» EXERCISE OBJECTIVE: Gather from the listing below each line that includes the word "Switzerland", and copy it.

» Collected data:
BEGIN

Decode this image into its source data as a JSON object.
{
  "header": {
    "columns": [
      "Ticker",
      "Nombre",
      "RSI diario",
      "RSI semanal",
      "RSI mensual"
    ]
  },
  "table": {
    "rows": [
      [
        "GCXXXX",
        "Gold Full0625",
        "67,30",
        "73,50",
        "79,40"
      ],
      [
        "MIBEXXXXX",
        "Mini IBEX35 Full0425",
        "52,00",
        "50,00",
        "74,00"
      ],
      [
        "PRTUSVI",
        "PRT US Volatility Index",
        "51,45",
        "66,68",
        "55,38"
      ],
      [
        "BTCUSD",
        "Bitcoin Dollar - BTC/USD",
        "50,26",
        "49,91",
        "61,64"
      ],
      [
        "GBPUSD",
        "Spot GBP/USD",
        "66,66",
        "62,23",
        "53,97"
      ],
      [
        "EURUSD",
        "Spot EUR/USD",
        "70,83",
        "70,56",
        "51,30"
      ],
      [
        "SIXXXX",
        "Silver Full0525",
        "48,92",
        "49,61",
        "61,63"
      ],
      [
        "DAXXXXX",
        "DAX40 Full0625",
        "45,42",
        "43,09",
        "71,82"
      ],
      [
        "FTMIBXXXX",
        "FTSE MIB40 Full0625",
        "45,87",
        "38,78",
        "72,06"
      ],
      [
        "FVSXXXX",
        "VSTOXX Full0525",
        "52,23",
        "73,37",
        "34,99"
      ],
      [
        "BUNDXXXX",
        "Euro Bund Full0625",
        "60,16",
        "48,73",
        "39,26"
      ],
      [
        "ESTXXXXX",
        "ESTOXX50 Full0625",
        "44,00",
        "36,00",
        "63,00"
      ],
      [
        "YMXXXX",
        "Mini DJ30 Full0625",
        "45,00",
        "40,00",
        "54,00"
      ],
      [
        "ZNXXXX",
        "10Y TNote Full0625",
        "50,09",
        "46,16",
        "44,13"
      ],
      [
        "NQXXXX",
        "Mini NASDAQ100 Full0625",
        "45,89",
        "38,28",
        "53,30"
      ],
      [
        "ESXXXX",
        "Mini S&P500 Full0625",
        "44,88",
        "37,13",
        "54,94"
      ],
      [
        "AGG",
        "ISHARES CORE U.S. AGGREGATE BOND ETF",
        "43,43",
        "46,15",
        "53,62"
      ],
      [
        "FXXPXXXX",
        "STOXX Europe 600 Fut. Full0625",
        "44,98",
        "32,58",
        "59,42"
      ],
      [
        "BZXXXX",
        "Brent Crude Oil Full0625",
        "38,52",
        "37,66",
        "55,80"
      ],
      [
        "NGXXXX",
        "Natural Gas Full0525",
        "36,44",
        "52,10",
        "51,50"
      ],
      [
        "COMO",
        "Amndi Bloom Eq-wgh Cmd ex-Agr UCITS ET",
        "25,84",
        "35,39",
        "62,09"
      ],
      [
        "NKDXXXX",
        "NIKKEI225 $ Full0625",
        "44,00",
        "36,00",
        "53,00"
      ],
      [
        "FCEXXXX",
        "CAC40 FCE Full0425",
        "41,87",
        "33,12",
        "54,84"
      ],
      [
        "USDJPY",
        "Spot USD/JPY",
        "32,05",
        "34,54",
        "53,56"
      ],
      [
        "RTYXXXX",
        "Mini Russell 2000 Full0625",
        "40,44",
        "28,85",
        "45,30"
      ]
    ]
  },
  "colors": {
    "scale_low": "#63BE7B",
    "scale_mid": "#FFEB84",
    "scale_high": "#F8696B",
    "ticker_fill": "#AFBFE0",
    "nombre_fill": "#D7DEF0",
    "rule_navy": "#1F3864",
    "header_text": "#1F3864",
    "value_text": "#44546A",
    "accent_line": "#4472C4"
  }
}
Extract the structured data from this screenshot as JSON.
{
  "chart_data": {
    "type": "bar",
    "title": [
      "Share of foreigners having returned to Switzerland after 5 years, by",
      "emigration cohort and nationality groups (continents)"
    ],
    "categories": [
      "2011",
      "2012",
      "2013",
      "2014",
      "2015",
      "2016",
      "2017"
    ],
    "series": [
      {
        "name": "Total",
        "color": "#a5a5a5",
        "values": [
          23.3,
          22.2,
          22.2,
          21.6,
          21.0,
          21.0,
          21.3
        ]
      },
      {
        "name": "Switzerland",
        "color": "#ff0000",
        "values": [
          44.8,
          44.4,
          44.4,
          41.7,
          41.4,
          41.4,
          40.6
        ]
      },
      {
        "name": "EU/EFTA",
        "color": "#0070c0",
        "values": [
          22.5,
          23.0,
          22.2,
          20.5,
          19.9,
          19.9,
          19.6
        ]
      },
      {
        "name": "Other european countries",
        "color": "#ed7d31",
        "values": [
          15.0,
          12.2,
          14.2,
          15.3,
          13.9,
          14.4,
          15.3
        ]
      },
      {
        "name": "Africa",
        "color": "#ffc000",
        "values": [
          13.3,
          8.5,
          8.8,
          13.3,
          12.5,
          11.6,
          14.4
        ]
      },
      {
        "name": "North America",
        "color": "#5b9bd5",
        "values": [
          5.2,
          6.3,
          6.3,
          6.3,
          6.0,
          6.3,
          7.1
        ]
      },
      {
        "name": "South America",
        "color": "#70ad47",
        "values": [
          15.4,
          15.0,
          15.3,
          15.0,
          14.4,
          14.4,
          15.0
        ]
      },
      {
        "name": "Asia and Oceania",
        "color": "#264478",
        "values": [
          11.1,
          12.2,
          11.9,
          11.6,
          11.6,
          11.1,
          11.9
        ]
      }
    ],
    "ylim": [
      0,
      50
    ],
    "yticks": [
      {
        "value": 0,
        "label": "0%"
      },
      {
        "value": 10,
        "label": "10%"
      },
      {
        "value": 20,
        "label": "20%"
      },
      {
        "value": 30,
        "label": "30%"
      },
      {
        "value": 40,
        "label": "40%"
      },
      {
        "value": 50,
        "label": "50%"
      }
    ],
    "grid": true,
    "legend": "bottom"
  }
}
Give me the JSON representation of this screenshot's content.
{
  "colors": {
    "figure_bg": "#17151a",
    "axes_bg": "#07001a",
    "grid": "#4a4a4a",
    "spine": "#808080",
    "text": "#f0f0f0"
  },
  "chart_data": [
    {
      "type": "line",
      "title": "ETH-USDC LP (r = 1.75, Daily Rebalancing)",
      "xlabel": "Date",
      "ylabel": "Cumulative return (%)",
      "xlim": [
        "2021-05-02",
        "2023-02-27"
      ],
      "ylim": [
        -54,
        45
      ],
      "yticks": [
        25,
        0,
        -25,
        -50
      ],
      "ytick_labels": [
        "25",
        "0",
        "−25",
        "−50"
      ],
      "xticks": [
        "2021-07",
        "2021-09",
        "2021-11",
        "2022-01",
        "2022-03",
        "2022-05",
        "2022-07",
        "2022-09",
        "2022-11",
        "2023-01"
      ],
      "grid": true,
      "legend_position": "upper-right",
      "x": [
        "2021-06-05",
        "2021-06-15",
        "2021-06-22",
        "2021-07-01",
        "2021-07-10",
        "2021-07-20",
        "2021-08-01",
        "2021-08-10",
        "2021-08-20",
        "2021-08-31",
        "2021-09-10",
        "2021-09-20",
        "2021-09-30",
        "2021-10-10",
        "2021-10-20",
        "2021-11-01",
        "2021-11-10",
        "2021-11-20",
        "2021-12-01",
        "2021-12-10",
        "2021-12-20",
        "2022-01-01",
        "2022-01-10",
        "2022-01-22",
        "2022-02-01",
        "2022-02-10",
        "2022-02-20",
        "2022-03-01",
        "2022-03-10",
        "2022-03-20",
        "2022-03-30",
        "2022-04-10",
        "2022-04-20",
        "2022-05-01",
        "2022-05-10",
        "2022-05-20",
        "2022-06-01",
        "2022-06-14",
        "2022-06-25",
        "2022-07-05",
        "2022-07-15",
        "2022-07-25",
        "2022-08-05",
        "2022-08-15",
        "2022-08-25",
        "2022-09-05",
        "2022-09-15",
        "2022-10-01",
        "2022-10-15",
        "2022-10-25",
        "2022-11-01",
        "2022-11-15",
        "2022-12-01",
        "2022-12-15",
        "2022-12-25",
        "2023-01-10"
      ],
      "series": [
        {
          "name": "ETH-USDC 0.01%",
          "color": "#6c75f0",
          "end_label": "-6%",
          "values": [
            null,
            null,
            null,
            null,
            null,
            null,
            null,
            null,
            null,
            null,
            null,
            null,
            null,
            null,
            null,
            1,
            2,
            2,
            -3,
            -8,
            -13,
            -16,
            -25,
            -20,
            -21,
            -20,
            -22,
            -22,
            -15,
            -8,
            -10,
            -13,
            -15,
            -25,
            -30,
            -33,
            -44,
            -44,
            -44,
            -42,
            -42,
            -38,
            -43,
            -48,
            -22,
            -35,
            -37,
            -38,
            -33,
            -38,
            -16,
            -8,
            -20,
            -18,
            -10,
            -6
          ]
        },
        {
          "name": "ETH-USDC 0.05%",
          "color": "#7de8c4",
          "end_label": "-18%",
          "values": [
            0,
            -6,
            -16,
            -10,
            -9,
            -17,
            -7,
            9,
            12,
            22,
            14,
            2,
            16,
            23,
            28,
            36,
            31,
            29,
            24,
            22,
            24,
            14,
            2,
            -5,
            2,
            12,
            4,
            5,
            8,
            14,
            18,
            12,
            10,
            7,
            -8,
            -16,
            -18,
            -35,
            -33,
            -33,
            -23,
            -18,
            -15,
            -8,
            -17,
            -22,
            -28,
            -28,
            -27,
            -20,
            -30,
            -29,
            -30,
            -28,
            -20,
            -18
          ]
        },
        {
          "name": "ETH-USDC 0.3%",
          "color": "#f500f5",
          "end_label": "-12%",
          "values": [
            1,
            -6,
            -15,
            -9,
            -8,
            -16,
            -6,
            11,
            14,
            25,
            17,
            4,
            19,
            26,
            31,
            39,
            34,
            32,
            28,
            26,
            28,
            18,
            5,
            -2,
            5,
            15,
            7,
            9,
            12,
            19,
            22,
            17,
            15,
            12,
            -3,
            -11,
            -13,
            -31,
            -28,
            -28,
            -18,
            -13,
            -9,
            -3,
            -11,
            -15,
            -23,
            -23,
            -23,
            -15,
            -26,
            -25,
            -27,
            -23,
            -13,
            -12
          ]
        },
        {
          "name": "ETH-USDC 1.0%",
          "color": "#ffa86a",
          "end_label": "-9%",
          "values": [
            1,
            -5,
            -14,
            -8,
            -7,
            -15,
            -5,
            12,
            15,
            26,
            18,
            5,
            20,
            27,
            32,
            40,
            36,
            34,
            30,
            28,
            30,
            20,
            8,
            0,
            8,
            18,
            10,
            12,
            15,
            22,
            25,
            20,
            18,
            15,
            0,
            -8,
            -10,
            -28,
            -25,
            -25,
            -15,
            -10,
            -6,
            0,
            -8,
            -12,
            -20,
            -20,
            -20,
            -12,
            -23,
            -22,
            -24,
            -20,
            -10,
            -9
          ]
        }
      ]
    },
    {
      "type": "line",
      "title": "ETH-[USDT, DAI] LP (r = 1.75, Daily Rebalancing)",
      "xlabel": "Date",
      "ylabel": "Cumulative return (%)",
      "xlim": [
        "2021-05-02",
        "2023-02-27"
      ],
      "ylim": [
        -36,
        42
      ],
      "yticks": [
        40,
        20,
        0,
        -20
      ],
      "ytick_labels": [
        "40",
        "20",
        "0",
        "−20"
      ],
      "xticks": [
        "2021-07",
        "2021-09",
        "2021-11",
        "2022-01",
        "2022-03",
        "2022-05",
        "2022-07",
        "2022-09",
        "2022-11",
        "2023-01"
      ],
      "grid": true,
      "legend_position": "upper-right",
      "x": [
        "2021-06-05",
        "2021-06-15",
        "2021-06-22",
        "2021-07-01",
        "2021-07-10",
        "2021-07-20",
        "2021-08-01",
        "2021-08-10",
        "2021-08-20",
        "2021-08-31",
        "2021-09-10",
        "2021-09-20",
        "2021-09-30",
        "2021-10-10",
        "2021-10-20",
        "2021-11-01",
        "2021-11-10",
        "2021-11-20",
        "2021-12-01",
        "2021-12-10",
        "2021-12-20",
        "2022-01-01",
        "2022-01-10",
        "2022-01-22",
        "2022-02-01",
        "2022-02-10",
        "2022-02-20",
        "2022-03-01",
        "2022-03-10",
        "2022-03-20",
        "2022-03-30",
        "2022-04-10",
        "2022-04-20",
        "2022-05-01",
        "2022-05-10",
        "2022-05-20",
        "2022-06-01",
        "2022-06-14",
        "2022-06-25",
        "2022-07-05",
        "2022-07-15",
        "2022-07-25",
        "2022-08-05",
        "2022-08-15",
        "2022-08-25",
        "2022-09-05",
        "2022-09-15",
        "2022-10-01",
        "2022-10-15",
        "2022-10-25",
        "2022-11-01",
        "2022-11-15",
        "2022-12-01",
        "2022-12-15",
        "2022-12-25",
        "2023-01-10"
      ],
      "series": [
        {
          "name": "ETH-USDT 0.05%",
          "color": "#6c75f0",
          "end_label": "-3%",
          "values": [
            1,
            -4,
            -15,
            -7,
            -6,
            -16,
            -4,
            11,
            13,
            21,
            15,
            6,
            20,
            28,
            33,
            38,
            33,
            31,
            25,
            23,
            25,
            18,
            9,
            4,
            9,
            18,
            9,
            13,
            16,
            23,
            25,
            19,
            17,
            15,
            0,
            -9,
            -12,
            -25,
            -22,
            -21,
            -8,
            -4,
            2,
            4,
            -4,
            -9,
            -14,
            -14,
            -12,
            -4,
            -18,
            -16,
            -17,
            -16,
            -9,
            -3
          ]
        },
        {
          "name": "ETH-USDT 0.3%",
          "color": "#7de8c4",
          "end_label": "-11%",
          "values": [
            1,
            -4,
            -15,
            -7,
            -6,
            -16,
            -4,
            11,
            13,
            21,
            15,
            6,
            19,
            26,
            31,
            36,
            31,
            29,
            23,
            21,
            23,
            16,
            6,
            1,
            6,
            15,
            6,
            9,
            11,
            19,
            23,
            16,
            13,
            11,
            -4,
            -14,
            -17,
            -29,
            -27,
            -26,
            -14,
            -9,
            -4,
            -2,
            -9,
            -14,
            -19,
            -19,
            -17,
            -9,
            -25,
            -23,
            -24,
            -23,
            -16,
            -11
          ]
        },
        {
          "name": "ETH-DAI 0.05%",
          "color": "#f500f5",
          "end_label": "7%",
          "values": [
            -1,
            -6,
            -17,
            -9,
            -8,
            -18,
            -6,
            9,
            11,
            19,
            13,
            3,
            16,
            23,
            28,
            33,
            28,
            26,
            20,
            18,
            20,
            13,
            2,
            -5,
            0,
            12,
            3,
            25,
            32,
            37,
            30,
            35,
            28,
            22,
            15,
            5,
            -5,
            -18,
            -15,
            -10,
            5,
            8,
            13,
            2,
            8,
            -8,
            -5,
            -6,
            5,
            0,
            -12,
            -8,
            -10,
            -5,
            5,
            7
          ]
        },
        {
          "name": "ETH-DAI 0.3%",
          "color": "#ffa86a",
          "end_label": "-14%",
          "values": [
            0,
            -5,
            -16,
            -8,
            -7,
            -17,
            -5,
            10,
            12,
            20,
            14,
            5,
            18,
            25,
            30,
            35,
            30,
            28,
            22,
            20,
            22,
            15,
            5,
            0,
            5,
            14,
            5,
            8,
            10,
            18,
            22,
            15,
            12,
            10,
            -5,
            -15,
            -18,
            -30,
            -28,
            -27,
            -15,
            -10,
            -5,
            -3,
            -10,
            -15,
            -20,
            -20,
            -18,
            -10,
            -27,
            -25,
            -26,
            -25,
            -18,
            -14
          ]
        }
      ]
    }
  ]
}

END

» THE COMPLETED TASK:
      "Share of foreigners having returned to Switzerland after 5 years, by",
        "name": "Switzerland",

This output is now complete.